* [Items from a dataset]
+-------+
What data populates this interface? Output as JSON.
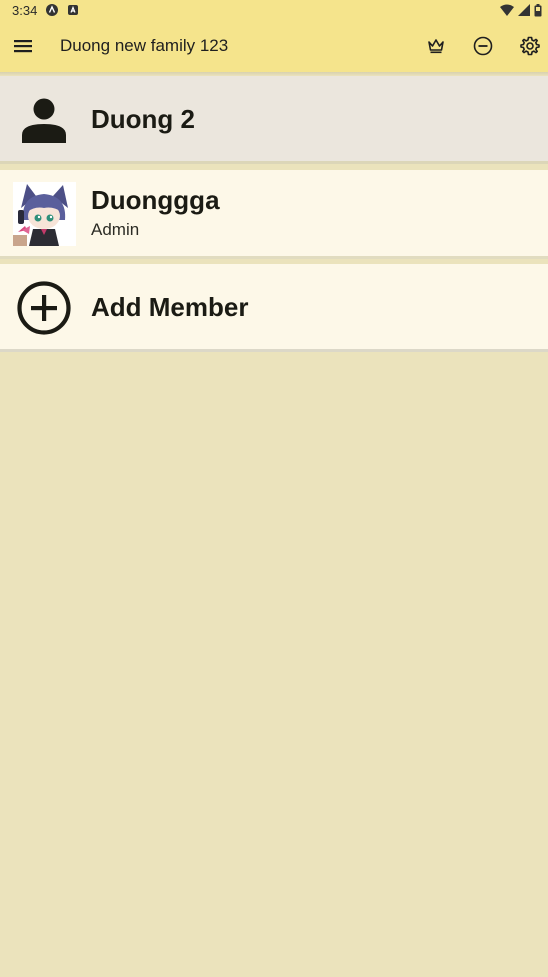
{
  "status_bar": {
    "time": "3:34",
    "icons": [
      "app-a-icon",
      "app-square-a-icon",
      "wifi-icon",
      "signal-icon",
      "battery-icon"
    ]
  },
  "app_bar": {
    "menu_icon": "menu-icon",
    "title": "Duong new family 123",
    "actions": [
      "crown-icon",
      "remove-circle-icon",
      "gear-icon"
    ]
  },
  "group": {
    "name": "Duong 2",
    "icon": "person-icon"
  },
  "members": [
    {
      "name": "Duonggga",
      "role": "Admin",
      "avatar": "anime-avatar"
    }
  ],
  "add_member": {
    "label": "Add Member",
    "icon": "add-circle-icon"
  },
  "colors": {
    "app_bar": "#f5e48c",
    "background": "#ebe3bc",
    "group_row": "#ebe6dd",
    "member_row": "#fdf8e8",
    "text": "#1c1b12"
  }
}
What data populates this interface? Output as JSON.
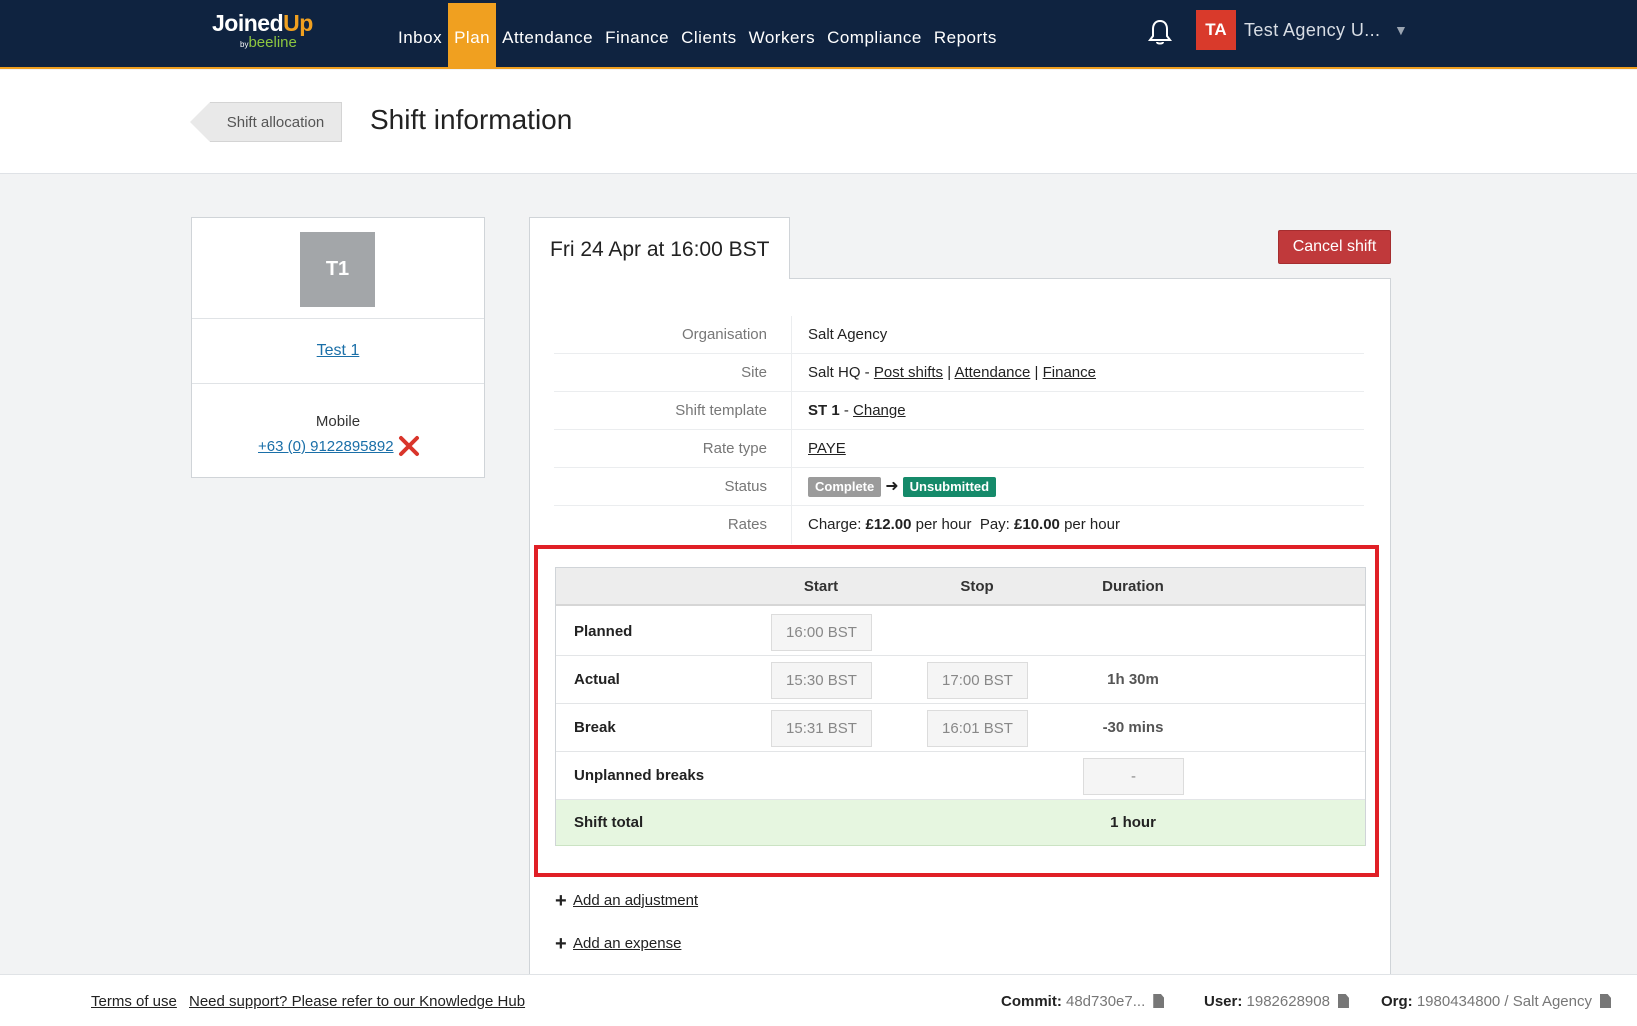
{
  "nav": {
    "logo_main_a": "Joined",
    "logo_main_b": "Up",
    "logo_by": "by",
    "logo_sub": "beeline",
    "items": [
      {
        "label": "Inbox"
      },
      {
        "label": "Plan"
      },
      {
        "label": "Attendance"
      },
      {
        "label": "Finance"
      },
      {
        "label": "Clients"
      },
      {
        "label": "Workers"
      },
      {
        "label": "Compliance"
      },
      {
        "label": "Reports"
      }
    ],
    "active_item": "Plan",
    "user_initials": "TA",
    "user_name": "Test Agency U...",
    "accent_color": "#f0a020",
    "bar_color": "#0f2340"
  },
  "header": {
    "breadcrumb": "Shift allocation",
    "title": "Shift information"
  },
  "worker": {
    "initials": "T1",
    "name": "Test 1",
    "mobile_label": "Mobile",
    "phone": "+63 (0) 9122895892"
  },
  "shift": {
    "tab_title": "Fri 24 Apr at 16:00 BST",
    "cancel_label": "Cancel shift",
    "info": {
      "organisation_label": "Organisation",
      "organisation_value": "Salt Agency",
      "site_label": "Site",
      "site_value": "Salt HQ - ",
      "site_link_post": "Post shifts",
      "site_link_attendance": "Attendance",
      "site_link_finance": "Finance",
      "sep": " | ",
      "template_label": "Shift template",
      "template_value": "ST 1",
      "template_dash": " - ",
      "template_change": "Change",
      "rate_type_label": "Rate type",
      "rate_type_value": "PAYE",
      "status_label": "Status",
      "status_from": "Complete",
      "status_to": "Unsubmitted",
      "rates_label": "Rates",
      "charge_label": "Charge: ",
      "charge_value": "£12.00",
      "charge_unit": " per hour",
      "pay_label": "Pay: ",
      "pay_value": "£10.00",
      "pay_unit": " per hour"
    },
    "times": {
      "headers": {
        "start": "Start",
        "stop": "Stop",
        "duration": "Duration"
      },
      "planned": {
        "label": "Planned",
        "start": "16:00 BST"
      },
      "actual": {
        "label": "Actual",
        "start": "15:30 BST",
        "stop": "17:00 BST",
        "duration": "1h 30m"
      },
      "break": {
        "label": "Break",
        "start": "15:31 BST",
        "stop": "16:01 BST",
        "duration": "-30 mins"
      },
      "unplanned": {
        "label": "Unplanned breaks",
        "value": "-"
      },
      "total": {
        "label": "Shift total",
        "value": "1 hour"
      }
    },
    "add_adjustment": "Add an adjustment",
    "add_expense": "Add an expense"
  },
  "footer": {
    "terms": "Terms of use",
    "support": "Need support? Please refer to our Knowledge Hub",
    "commit_label": "Commit:",
    "commit_value": "48d730e7...",
    "user_label": "User:",
    "user_value": "1982628908",
    "org_label": "Org:",
    "org_value": "1980434800 / Salt Agency"
  }
}
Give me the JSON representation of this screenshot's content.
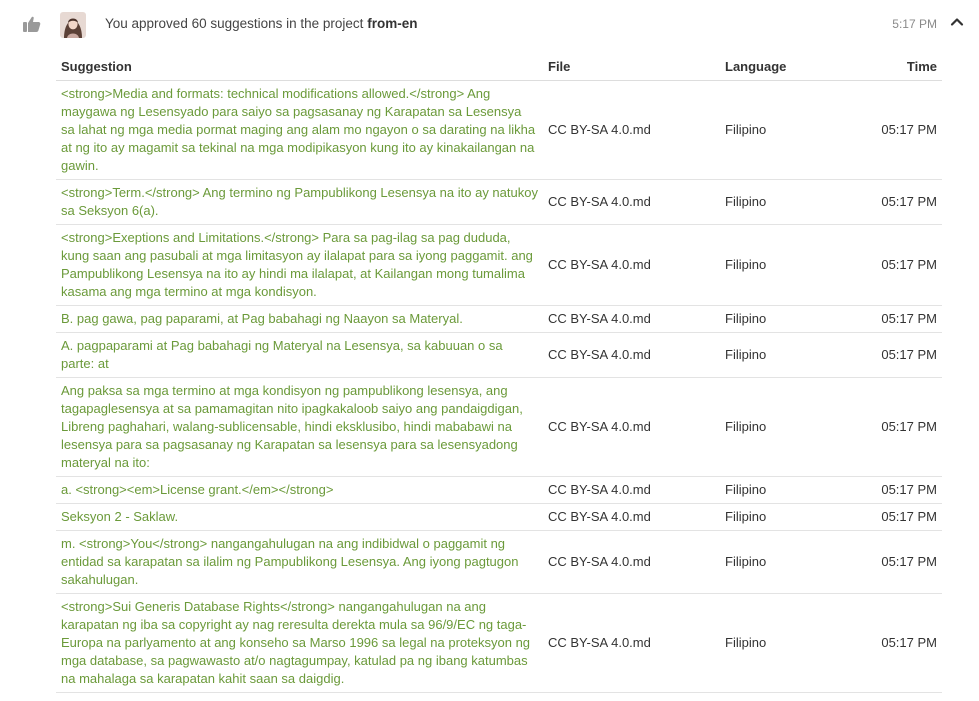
{
  "header": {
    "prefix": "You approved 60 suggestions in the project",
    "project": "from-en",
    "time": "5:17 PM"
  },
  "icons": {
    "status": "thumbs-up-icon",
    "collapse": "chevron-up-icon",
    "avatar": "user-avatar"
  },
  "colors": {
    "suggestion_text": "#6b9a3a",
    "icon_gray": "#9a9a9a"
  },
  "table": {
    "columns": [
      "Suggestion",
      "File",
      "Language",
      "Time"
    ],
    "rows": [
      {
        "suggestion": "<strong>Media and formats: technical modifications allowed.</strong> Ang maygawa ng Lesensyado para saiyo sa pagsasanay ng Karapatan sa Lesensya sa lahat ng mga media pormat maging ang alam mo ngayon o sa darating na likha at ng ito ay magamit sa tekinal na mga modipikasyon kung ito ay kinakailangan na gawin.",
        "file": "CC BY-SA 4.0.md",
        "language": "Filipino",
        "time": "05:17 PM"
      },
      {
        "suggestion": "<strong>Term.</strong> Ang termino ng Pampublikong Lesensya na ito ay natukoy sa Seksyon 6(a).",
        "file": "CC BY-SA 4.0.md",
        "language": "Filipino",
        "time": "05:17 PM"
      },
      {
        "suggestion": "<strong>Exeptions and Limitations.</strong> Para sa pag-ilag sa pag dududa, kung saan ang pasubali at mga limitasyon ay ilalapat para sa iyong paggamit. ang Pampublikong Lesensya na ito ay hindi ma ilalapat, at Kailangan mong tumalima kasama ang mga termino at mga kondisyon.",
        "file": "CC BY-SA 4.0.md",
        "language": "Filipino",
        "time": "05:17 PM"
      },
      {
        "suggestion": "B. pag gawa, pag paparami, at Pag babahagi ng Naayon sa Materyal.",
        "file": "CC BY-SA 4.0.md",
        "language": "Filipino",
        "time": "05:17 PM"
      },
      {
        "suggestion": "A. pagpaparami at Pag babahagi ng Materyal na Lesensya, sa kabuuan o sa parte: at",
        "file": "CC BY-SA 4.0.md",
        "language": "Filipino",
        "time": "05:17 PM"
      },
      {
        "suggestion": "Ang paksa sa mga termino at mga kondisyon ng pampublikong lesensya, ang tagapaglesensya at sa pamamagitan nito ipagkakaloob saiyo ang pandaigdigan, Libreng paghahari, walang-sublicensable, hindi eksklusibo, hindi mababawi na lesensya para sa pagsasanay ng Karapatan sa lesensya para sa lesensyadong materyal na ito:",
        "file": "CC BY-SA 4.0.md",
        "language": "Filipino",
        "time": "05:17 PM"
      },
      {
        "suggestion": "a. <strong><em>License grant.</em></strong>",
        "file": "CC BY-SA 4.0.md",
        "language": "Filipino",
        "time": "05:17 PM"
      },
      {
        "suggestion": "Seksyon 2 - Saklaw.",
        "file": "CC BY-SA 4.0.md",
        "language": "Filipino",
        "time": "05:17 PM"
      },
      {
        "suggestion": "m. <strong>You</strong> nangangahulugan na ang indibidwal o paggamit ng entidad sa karapatan sa ilalim ng Pampublikong Lesensya. Ang iyong pagtugon sakahulugan.",
        "file": "CC BY-SA 4.0.md",
        "language": "Filipino",
        "time": "05:17 PM"
      },
      {
        "suggestion": "<strong>Sui Generis Database Rights</strong> nangangahulugan na ang karapatan ng iba sa copyright ay nag reresulta derekta mula sa 96/9/EC ng taga-Europa na parlyamento at ang konseho sa Marso 1996 sa legal na proteksyon ng mga database, sa pagwawasto at/o nagtagumpay, katulad pa ng ibang katumbas na mahalaga sa karapatan kahit saan sa daigdig.",
        "file": "CC BY-SA 4.0.md",
        "language": "Filipino",
        "time": "05:17 PM"
      }
    ]
  }
}
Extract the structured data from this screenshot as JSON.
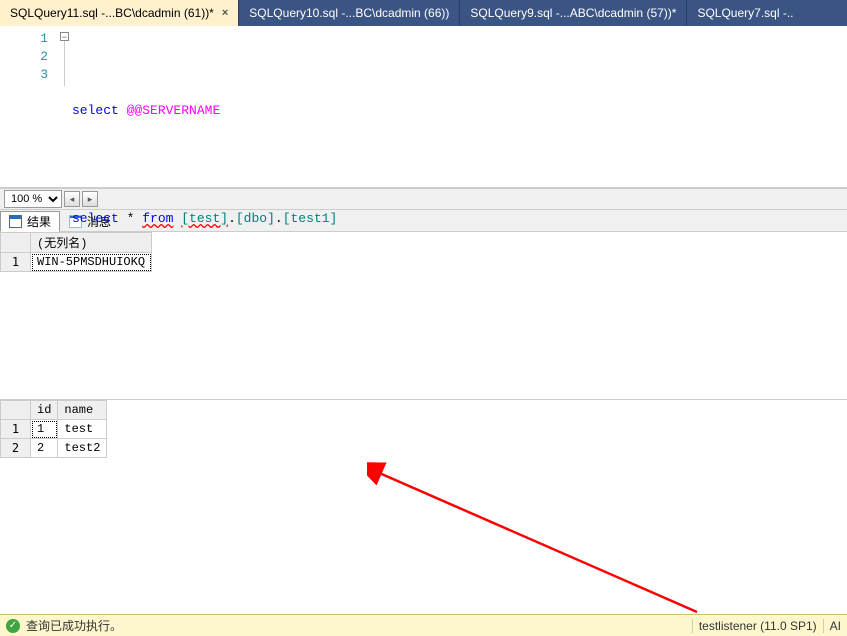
{
  "tabs": [
    {
      "label": "SQLQuery11.sql -...BC\\dcadmin (61))*",
      "active": true
    },
    {
      "label": "SQLQuery10.sql -...BC\\dcadmin (66))",
      "active": false
    },
    {
      "label": "SQLQuery9.sql -...ABC\\dcadmin (57))*",
      "active": false
    },
    {
      "label": "SQLQuery7.sql -..",
      "active": false
    }
  ],
  "close_glyph": "×",
  "fold_glyph": "−",
  "editor": {
    "lines": [
      "1",
      "2",
      "3"
    ],
    "code": {
      "l1_kw": "select",
      "l1_sys": "@@SERVERNAME",
      "l3_kw1": "select",
      "l3_star": " * ",
      "l3_kw2": "from",
      "l3_sp": " ",
      "l3_obj1": "[test]",
      "l3_dot1": ".",
      "l3_obj2": "[dbo]",
      "l3_dot2": ".",
      "l3_obj3": "[test1]"
    }
  },
  "zoom": {
    "value": "100 %"
  },
  "nav": {
    "prev": "◂",
    "next": "▸"
  },
  "results_tabs": {
    "results": "结果",
    "messages": "消息"
  },
  "grid1": {
    "header_col1": "(无列名)",
    "row1_num": "1",
    "row1_val": "WIN-5PMSDHUIOKQ"
  },
  "grid2": {
    "header_col1": "id",
    "header_col2": "name",
    "rows": [
      {
        "num": "1",
        "id": "1",
        "name": "test"
      },
      {
        "num": "2",
        "id": "2",
        "name": "test2"
      }
    ]
  },
  "status": {
    "message": "查询已成功执行。",
    "server": "testlistener (11.0 SP1)",
    "tail": "AI"
  }
}
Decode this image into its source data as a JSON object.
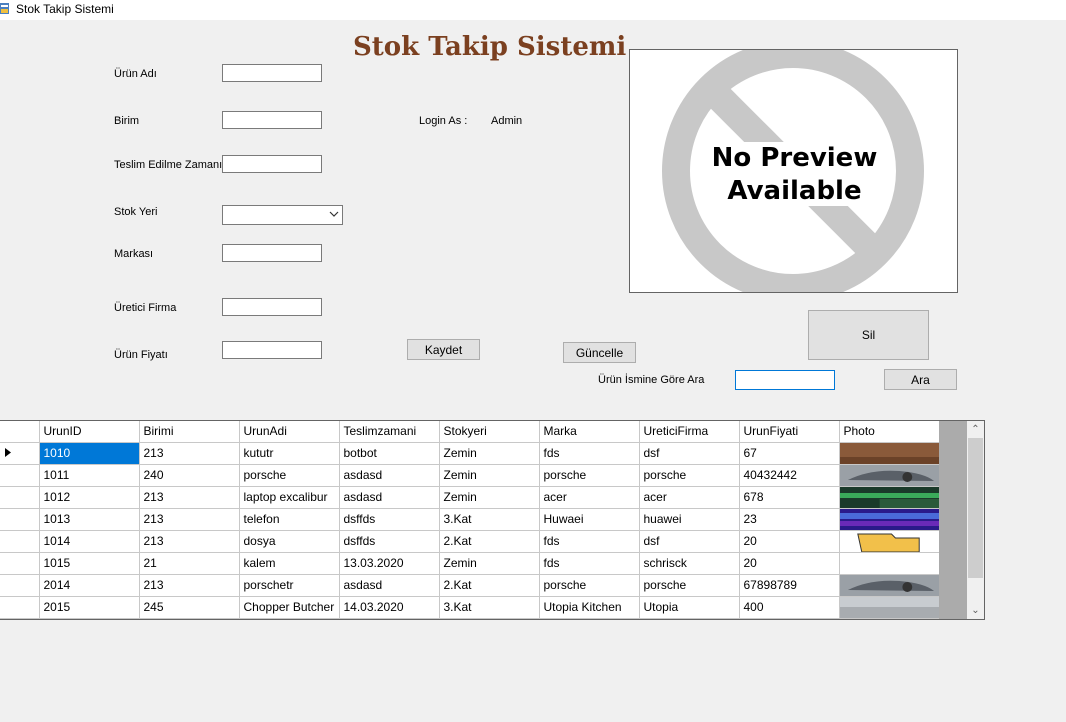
+-------+
Select every line above that contains the word "circle", and copy it.

* [ANSWER TO THE PROBLEM]
      "remove-circle-icon",
    "icon": "add-circle-icon"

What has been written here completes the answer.